* START RECORDS SUPPLIED *

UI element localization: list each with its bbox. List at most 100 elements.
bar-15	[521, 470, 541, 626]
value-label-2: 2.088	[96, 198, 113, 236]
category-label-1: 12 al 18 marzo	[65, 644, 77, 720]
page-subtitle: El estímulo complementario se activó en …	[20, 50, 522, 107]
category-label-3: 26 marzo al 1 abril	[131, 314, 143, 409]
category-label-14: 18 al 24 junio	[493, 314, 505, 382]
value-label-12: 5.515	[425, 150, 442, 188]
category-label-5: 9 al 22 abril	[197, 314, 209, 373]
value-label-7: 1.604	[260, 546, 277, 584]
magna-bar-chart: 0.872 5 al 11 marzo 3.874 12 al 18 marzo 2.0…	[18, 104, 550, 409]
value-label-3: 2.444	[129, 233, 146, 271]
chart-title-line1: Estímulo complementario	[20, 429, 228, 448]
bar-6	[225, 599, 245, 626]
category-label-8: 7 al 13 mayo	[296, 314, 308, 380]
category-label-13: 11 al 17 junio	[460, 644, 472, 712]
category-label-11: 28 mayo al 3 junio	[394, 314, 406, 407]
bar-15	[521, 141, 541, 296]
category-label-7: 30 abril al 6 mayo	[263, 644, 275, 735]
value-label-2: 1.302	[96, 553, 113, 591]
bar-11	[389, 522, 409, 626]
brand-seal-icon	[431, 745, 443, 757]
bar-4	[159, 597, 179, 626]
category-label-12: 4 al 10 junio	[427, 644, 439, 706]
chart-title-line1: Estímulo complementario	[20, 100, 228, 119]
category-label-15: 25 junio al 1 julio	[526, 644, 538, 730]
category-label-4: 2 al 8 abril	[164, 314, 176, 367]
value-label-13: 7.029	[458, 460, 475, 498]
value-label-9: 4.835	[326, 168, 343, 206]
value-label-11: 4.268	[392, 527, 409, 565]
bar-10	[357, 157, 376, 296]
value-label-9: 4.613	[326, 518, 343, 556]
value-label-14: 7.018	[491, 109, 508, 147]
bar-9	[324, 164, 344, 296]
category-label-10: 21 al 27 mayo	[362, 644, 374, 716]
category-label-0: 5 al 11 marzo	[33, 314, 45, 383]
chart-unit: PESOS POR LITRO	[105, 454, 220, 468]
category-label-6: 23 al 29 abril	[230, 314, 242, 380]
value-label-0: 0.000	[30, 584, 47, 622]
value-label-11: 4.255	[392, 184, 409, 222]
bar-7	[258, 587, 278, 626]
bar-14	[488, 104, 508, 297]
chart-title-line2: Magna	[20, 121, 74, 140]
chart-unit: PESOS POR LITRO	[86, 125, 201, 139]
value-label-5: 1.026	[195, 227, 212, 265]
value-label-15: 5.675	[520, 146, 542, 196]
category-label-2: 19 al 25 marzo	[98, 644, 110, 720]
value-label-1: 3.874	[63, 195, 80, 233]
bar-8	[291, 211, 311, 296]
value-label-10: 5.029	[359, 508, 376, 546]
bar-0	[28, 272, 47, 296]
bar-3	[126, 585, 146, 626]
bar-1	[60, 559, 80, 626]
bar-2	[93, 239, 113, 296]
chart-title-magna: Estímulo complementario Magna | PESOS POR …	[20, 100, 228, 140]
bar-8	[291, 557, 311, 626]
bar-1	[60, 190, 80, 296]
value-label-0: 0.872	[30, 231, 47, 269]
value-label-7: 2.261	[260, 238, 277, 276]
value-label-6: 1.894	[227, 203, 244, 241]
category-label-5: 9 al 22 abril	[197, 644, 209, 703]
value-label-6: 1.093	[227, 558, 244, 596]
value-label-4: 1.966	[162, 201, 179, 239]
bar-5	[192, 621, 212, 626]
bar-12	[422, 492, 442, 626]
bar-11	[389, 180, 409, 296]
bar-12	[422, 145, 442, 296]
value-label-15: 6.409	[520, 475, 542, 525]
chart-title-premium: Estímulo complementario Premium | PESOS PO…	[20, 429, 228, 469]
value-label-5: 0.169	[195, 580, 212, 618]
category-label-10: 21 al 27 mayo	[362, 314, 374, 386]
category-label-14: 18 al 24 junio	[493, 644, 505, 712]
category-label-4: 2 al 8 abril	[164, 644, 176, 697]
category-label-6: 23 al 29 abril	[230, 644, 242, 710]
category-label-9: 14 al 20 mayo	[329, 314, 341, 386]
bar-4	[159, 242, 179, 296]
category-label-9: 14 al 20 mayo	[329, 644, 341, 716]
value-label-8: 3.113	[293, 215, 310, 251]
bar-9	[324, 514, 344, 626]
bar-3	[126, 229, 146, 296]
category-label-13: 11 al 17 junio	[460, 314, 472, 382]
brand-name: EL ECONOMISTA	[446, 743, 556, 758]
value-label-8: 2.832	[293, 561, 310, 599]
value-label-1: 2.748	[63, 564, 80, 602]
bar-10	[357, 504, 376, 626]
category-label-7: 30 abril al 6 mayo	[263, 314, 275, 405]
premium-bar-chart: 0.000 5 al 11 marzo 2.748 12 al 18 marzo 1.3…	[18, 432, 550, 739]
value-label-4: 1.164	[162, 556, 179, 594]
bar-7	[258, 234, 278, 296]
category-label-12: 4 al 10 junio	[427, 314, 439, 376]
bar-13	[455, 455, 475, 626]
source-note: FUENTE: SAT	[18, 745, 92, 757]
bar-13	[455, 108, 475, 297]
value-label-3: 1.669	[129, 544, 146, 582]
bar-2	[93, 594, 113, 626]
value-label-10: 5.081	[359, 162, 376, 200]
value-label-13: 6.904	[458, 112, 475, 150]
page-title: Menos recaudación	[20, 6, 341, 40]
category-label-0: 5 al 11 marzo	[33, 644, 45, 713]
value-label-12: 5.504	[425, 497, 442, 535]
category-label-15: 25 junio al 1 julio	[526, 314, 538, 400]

* END RECORDS SUPPLIED *

▸ **GIVEN EXERCISE**
Can you write out all of the lines above again, substituting "PESOS POR GALÓN" for "PESOS POR LITRO" wherever it occurs and leaving everything else unchanged?

▸ **TASK RESPONSE**
UI element localization: list each with its bbox. List at most 100 elements.
bar-15	[521, 470, 541, 626]
value-label-2: 2.088	[96, 198, 113, 236]
category-label-1: 12 al 18 marzo	[65, 644, 77, 720]
page-subtitle: El estímulo complementario se activó en …	[20, 50, 522, 107]
category-label-3: 26 marzo al 1 abril	[131, 314, 143, 409]
category-label-14: 18 al 24 junio	[493, 314, 505, 382]
value-label-12: 5.515	[425, 150, 442, 188]
category-label-5: 9 al 22 abril	[197, 314, 209, 373]
value-label-7: 1.604	[260, 546, 277, 584]
magna-bar-chart: 0.872 5 al 11 marzo 3.874 12 al 18 marzo 2.0…	[18, 104, 550, 409]
value-label-3: 2.444	[129, 233, 146, 271]
chart-title-line1: Estímulo complementario	[20, 429, 228, 448]
bar-6	[225, 599, 245, 626]
category-label-8: 7 al 13 mayo	[296, 314, 308, 380]
category-label-13: 11 al 17 junio	[460, 644, 472, 712]
category-label-11: 28 mayo al 3 junio	[394, 314, 406, 407]
bar-15	[521, 141, 541, 296]
category-label-7: 30 abril al 6 mayo	[263, 644, 275, 735]
value-label-2: 1.302	[96, 553, 113, 591]
bar-11	[389, 522, 409, 626]
brand-seal-icon	[431, 745, 443, 757]
bar-4	[159, 597, 179, 626]
category-label-12: 4 al 10 junio	[427, 644, 439, 706]
chart-title-line1: Estímulo complementario	[20, 100, 228, 119]
category-label-15: 25 junio al 1 julio	[526, 644, 538, 730]
category-label-4: 2 al 8 abril	[164, 314, 176, 367]
value-label-13: 7.029	[458, 460, 475, 498]
value-label-9: 4.835	[326, 168, 343, 206]
value-label-11: 4.268	[392, 527, 409, 565]
bar-10	[357, 157, 376, 296]
value-label-9: 4.613	[326, 518, 343, 556]
value-label-14: 7.018	[491, 109, 508, 147]
bar-9	[324, 164, 344, 296]
category-label-10: 21 al 27 mayo	[362, 644, 374, 716]
category-label-0: 5 al 11 marzo	[33, 314, 45, 383]
chart-unit: PESOS POR GALÓN	[105, 454, 220, 468]
category-label-6: 23 al 29 abril	[230, 314, 242, 380]
value-label-0: 0.000	[30, 584, 47, 622]
value-label-11: 4.255	[392, 184, 409, 222]
bar-7	[258, 587, 278, 626]
bar-14	[488, 104, 508, 297]
chart-title-line2: Magna	[20, 121, 74, 140]
chart-unit: PESOS POR GALÓN	[86, 125, 201, 139]
value-label-5: 1.026	[195, 227, 212, 265]
value-label-15: 5.675	[520, 146, 542, 196]
category-label-2: 19 al 25 marzo	[98, 644, 110, 720]
value-label-1: 3.874	[63, 195, 80, 233]
bar-8	[291, 211, 311, 296]
value-label-10: 5.029	[359, 508, 376, 546]
bar-0	[28, 272, 47, 296]
bar-3	[126, 585, 146, 626]
bar-1	[60, 559, 80, 626]
bar-2	[93, 239, 113, 296]
chart-title-magna: Estímulo complementario Magna | PESOS POR …	[20, 100, 228, 140]
bar-8	[291, 557, 311, 626]
bar-1	[60, 190, 80, 296]
value-label-0: 0.872	[30, 231, 47, 269]
value-label-7: 2.261	[260, 238, 277, 276]
value-label-6: 1.894	[227, 203, 244, 241]
category-label-5: 9 al 22 abril	[197, 644, 209, 703]
value-label-6: 1.093	[227, 558, 244, 596]
value-label-4: 1.966	[162, 201, 179, 239]
bar-5	[192, 621, 212, 626]
bar-12	[422, 492, 442, 626]
bar-11	[389, 180, 409, 296]
bar-12	[422, 145, 442, 296]
value-label-15: 6.409	[520, 475, 542, 525]
chart-title-premium: Estímulo complementario Premium | PESOS PO…	[20, 429, 228, 469]
value-label-5: 0.169	[195, 580, 212, 618]
category-label-10: 21 al 27 mayo	[362, 314, 374, 386]
category-label-14: 18 al 24 junio	[493, 644, 505, 712]
category-label-4: 2 al 8 abril	[164, 644, 176, 697]
category-label-6: 23 al 29 abril	[230, 644, 242, 710]
category-label-9: 14 al 20 mayo	[329, 314, 341, 386]
bar-4	[159, 242, 179, 296]
category-label-9: 14 al 20 mayo	[329, 644, 341, 716]
value-label-8: 3.113	[293, 215, 310, 251]
bar-9	[324, 514, 344, 626]
bar-3	[126, 229, 146, 296]
category-label-13: 11 al 17 junio	[460, 314, 472, 382]
brand-name: EL ECONOMISTA	[446, 743, 556, 758]
value-label-8: 2.832	[293, 561, 310, 599]
value-label-1: 2.748	[63, 564, 80, 602]
bar-10	[357, 504, 376, 626]
category-label-7: 30 abril al 6 mayo	[263, 314, 275, 405]
premium-bar-chart: 0.000 5 al 11 marzo 2.748 12 al 18 marzo 1.3…	[18, 432, 550, 739]
value-label-4: 1.164	[162, 556, 179, 594]
bar-7	[258, 234, 278, 296]
category-label-12: 4 al 10 junio	[427, 314, 439, 376]
bar-13	[455, 455, 475, 626]
source-note: FUENTE: SAT	[18, 745, 92, 757]
bar-13	[455, 108, 475, 297]
value-label-3: 1.669	[129, 544, 146, 582]
bar-2	[93, 594, 113, 626]
value-label-10: 5.081	[359, 162, 376, 200]
value-label-13: 6.904	[458, 112, 475, 150]
page-title: Menos recaudación	[20, 6, 341, 40]
category-label-0: 5 al 11 marzo	[33, 644, 45, 713]
value-label-12: 5.504	[425, 497, 442, 535]
category-label-15: 25 junio al 1 julio	[526, 314, 538, 400]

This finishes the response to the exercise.